**Short exercise**
Extract the complete listing and repeat it word for word.
>> begin Material supplied
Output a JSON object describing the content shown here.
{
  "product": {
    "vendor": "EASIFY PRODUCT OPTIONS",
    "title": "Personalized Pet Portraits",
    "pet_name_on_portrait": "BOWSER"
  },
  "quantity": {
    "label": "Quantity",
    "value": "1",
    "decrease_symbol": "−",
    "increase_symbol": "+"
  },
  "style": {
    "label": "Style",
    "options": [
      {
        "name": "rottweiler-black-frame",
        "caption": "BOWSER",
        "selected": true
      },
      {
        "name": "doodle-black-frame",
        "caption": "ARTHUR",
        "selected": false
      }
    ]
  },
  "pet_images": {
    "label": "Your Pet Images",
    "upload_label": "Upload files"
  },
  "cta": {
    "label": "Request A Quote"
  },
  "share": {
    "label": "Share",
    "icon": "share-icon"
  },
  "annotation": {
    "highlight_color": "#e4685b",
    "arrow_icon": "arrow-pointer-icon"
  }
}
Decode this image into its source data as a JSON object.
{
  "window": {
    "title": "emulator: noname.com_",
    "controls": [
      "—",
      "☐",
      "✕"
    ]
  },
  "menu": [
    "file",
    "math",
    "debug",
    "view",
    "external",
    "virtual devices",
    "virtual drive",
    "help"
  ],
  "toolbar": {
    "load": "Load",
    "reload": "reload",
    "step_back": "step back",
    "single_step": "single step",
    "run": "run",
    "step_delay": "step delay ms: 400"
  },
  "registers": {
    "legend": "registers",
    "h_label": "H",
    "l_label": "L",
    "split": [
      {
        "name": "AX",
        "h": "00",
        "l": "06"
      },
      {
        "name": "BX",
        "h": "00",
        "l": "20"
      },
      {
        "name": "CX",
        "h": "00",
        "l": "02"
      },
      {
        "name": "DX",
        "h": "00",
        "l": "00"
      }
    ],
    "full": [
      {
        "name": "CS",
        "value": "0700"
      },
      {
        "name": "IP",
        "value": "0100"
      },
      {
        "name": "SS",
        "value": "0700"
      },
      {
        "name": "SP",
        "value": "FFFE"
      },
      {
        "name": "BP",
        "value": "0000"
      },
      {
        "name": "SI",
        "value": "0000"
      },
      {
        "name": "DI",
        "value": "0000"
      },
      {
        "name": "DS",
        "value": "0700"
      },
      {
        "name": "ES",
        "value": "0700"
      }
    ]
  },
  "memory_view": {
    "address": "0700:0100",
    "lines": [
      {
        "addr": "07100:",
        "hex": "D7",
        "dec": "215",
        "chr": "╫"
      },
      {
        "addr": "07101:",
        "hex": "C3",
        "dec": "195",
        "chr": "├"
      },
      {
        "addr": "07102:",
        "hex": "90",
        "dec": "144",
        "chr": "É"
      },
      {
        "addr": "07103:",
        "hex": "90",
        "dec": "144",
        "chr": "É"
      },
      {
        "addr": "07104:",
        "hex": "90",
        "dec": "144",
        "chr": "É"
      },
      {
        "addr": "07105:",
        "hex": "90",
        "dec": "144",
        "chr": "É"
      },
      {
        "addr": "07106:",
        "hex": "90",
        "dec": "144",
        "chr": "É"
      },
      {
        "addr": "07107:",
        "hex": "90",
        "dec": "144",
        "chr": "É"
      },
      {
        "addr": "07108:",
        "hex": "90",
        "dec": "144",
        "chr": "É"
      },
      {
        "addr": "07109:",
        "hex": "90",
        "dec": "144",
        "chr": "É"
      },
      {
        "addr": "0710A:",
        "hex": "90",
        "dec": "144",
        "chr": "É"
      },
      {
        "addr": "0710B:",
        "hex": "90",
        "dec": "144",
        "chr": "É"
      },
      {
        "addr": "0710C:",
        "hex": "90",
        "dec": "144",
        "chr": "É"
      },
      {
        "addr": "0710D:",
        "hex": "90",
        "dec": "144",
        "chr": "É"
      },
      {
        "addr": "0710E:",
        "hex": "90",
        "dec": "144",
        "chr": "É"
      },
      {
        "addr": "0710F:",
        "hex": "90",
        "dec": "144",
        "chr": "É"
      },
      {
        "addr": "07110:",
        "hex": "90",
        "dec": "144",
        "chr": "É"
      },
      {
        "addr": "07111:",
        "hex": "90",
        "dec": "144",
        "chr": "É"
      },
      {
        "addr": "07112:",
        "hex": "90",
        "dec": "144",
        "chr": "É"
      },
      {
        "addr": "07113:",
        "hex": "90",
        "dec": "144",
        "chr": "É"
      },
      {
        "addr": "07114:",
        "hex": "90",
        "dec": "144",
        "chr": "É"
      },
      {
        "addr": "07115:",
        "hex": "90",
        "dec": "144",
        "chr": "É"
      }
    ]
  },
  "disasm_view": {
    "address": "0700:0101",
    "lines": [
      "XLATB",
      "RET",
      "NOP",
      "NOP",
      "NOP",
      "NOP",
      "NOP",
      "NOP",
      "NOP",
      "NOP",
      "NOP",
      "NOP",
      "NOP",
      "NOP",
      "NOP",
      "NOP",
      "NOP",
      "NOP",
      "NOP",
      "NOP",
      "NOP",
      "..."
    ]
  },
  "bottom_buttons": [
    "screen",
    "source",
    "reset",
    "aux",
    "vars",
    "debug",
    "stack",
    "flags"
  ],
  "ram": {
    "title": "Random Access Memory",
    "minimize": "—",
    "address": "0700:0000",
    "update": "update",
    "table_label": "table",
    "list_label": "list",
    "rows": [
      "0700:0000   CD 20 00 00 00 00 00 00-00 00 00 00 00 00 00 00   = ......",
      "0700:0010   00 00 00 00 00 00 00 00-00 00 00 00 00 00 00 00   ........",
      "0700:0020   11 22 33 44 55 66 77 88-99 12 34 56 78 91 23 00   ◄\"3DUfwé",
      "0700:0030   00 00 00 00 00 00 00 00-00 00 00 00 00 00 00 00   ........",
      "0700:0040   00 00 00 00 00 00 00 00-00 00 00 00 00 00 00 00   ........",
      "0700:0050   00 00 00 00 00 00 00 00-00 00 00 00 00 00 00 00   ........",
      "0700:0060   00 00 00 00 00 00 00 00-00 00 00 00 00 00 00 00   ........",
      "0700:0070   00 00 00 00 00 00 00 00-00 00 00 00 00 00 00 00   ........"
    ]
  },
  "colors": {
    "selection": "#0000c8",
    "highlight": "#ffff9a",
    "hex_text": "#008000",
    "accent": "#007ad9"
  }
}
>> end Material supplied
**Response to the exercise**
Output a JSON object describing the content shown here.
{
  "product": {
    "vendor": "EASIFY PRODUCT OPTIONS",
    "title": "Personalized Pet Portraits",
    "pet_name_on_portrait": "BOWSER"
  },
  "quantity": {
    "label": "Quantity",
    "value": "1",
    "decrease_symbol": "−",
    "increase_symbol": "+"
  },
  "style": {
    "label": "Style",
    "options": [
      {
        "name": "rottweiler-black-frame",
        "caption": "BOWSER",
        "selected": true
      },
      {
        "name": "doodle-black-frame",
        "caption": "ARTHUR",
        "selected": false
      }
    ]
  },
  "pet_images": {
    "label": "Your Pet Images",
    "upload_label": "Upload files"
  },
  "cta": {
    "label": "Request A Quote"
  },
  "share": {
    "label": "Share",
    "icon": "share-icon"
  },
  "annotation": {
    "highlight_color": "#e4685b",
    "arrow_icon": "arrow-pointer-icon"
  }
}
Decode this image into its source data as a JSON object.
{
  "window": {
    "title": "emulator: noname.com_",
    "controls": [
      "—",
      "☐",
      "✕"
    ]
  },
  "menu": [
    "file",
    "math",
    "debug",
    "view",
    "external",
    "virtual devices",
    "virtual drive",
    "help"
  ],
  "toolbar": {
    "load": "Load",
    "reload": "reload",
    "step_back": "step back",
    "single_step": "single step",
    "run": "run",
    "step_delay": "step delay ms: 400"
  },
  "registers": {
    "legend": "registers",
    "h_label": "H",
    "l_label": "L",
    "split": [
      {
        "name": "AX",
        "h": "00",
        "l": "06"
      },
      {
        "name": "BX",
        "h": "00",
        "l": "20"
      },
      {
        "name": "CX",
        "h": "00",
        "l": "02"
      },
      {
        "name": "DX",
        "h": "00",
        "l": "00"
      }
    ],
    "full": [
      {
        "name": "CS",
        "value": "0700"
      },
      {
        "name": "IP",
        "value": "0100"
      },
      {
        "name": "SS",
        "value": "0700"
      },
      {
        "name": "SP",
        "value": "FFFE"
      },
      {
        "name": "BP",
        "value": "0000"
      },
      {
        "name": "SI",
        "value": "0000"
      },
      {
        "name": "DI",
        "value": "0000"
      },
      {
        "name": "DS",
        "value": "0700"
      },
      {
        "name": "ES",
        "value": "0700"
      }
    ]
  },
  "memory_view": {
    "address": "0700:0100",
    "lines": [
      {
        "addr": "07100:",
        "hex": "D7",
        "dec": "215",
        "chr": "╫"
      },
      {
        "addr": "07101:",
        "hex": "C3",
        "dec": "195",
        "chr": "├"
      },
      {
        "addr": "07102:",
        "hex": "90",
        "dec": "144",
        "chr": "É"
      },
      {
        "addr": "07103:",
        "hex": "90",
        "dec": "144",
        "chr": "É"
      },
      {
        "addr": "07104:",
        "hex": "90",
        "dec": "144",
        "chr": "É"
      },
      {
        "addr": "07105:",
        "hex": "90",
        "dec": "144",
        "chr": "É"
      },
      {
        "addr": "07106:",
        "hex": "90",
        "dec": "144",
        "chr": "É"
      },
      {
        "addr": "07107:",
        "hex": "90",
        "dec": "144",
        "chr": "É"
      },
      {
        "addr": "07108:",
        "hex": "90",
        "dec": "144",
        "chr": "É"
      },
      {
        "addr": "07109:",
        "hex": "90",
        "dec": "144",
        "chr": "É"
      },
      {
        "addr": "0710A:",
        "hex": "90",
        "dec": "144",
        "chr": "É"
      },
      {
        "addr": "0710B:",
        "hex": "90",
        "dec": "144",
        "chr": "É"
      },
      {
        "addr": "0710C:",
        "hex": "90",
        "dec": "144",
        "chr": "É"
      },
      {
        "addr": "0710D:",
        "hex": "90",
        "dec": "144",
        "chr": "É"
      },
      {
        "addr": "0710E:",
        "hex": "90",
        "dec": "144",
        "chr": "É"
      },
      {
        "addr": "0710F:",
        "hex": "90",
        "dec": "144",
        "chr": "É"
      },
      {
        "addr": "07110:",
        "hex": "90",
        "dec": "144",
        "chr": "É"
      },
      {
        "addr": "07111:",
        "hex": "90",
        "dec": "144",
        "chr": "É"
      },
      {
        "addr": "07112:",
        "hex": "90",
        "dec": "144",
        "chr": "É"
      },
      {
        "addr": "07113:",
        "hex": "90",
        "dec": "144",
        "chr": "É"
      },
      {
        "addr": "07114:",
        "hex": "90",
        "dec": "144",
        "chr": "É"
      },
      {
        "addr": "07115:",
        "hex": "90",
        "dec": "144",
        "chr": "É"
      }
    ]
  },
  "disasm_view": {
    "address": "0700:0101",
    "lines": [
      "XLATB",
      "RET",
      "NOP",
      "NOP",
      "NOP",
      "NOP",
      "NOP",
      "NOP",
      "NOP",
      "NOP",
      "NOP",
      "NOP",
      "NOP",
      "NOP",
      "NOP",
      "NOP",
      "NOP",
      "NOP",
      "NOP",
      "NOP",
      "NOP",
      "..."
    ]
  },
  "bottom_buttons": [
    "screen",
    "source",
    "reset",
    "aux",
    "vars",
    "debug",
    "stack",
    "flags"
  ],
  "ram": {
    "title": "Random Access Memory",
    "minimize": "—",
    "address": "0700:0000",
    "update": "update",
    "table_label": "table",
    "list_label": "list",
    "rows": [
      "0700:0000   CD 20 00 00 00 00 00 00-00 00 00 00 00 00 00 00   = ......",
      "0700:0010   00 00 00 00 00 00 00 00-00 00 00 00 00 00 00 00   ........",
      "0700:0020   11 22 33 44 55 66 77 88-99 12 34 56 78 91 23 00   ◄\"3DUfwé",
      "0700:0030   00 00 00 00 00 00 00 00-00 00 00 00 00 00 00 00   ........",
      "0700:0040   00 00 00 00 00 00 00 00-00 00 00 00 00 00 00 00   ........",
      "0700:0050   00 00 00 00 00 00 00 00-00 00 00 00 00 00 00 00   ........",
      "0700:0060   00 00 00 00 00 00 00 00-00 00 00 00 00 00 00 00   ........",
      "0700:0070   00 00 00 00 00 00 00 00-00 00 00 00 00 00 00 00   ........"
    ]
  },
  "colors": {
    "selection": "#0000c8",
    "highlight": "#ffff9a",
    "hex_text": "#008000",
    "accent": "#007ad9"
  }
}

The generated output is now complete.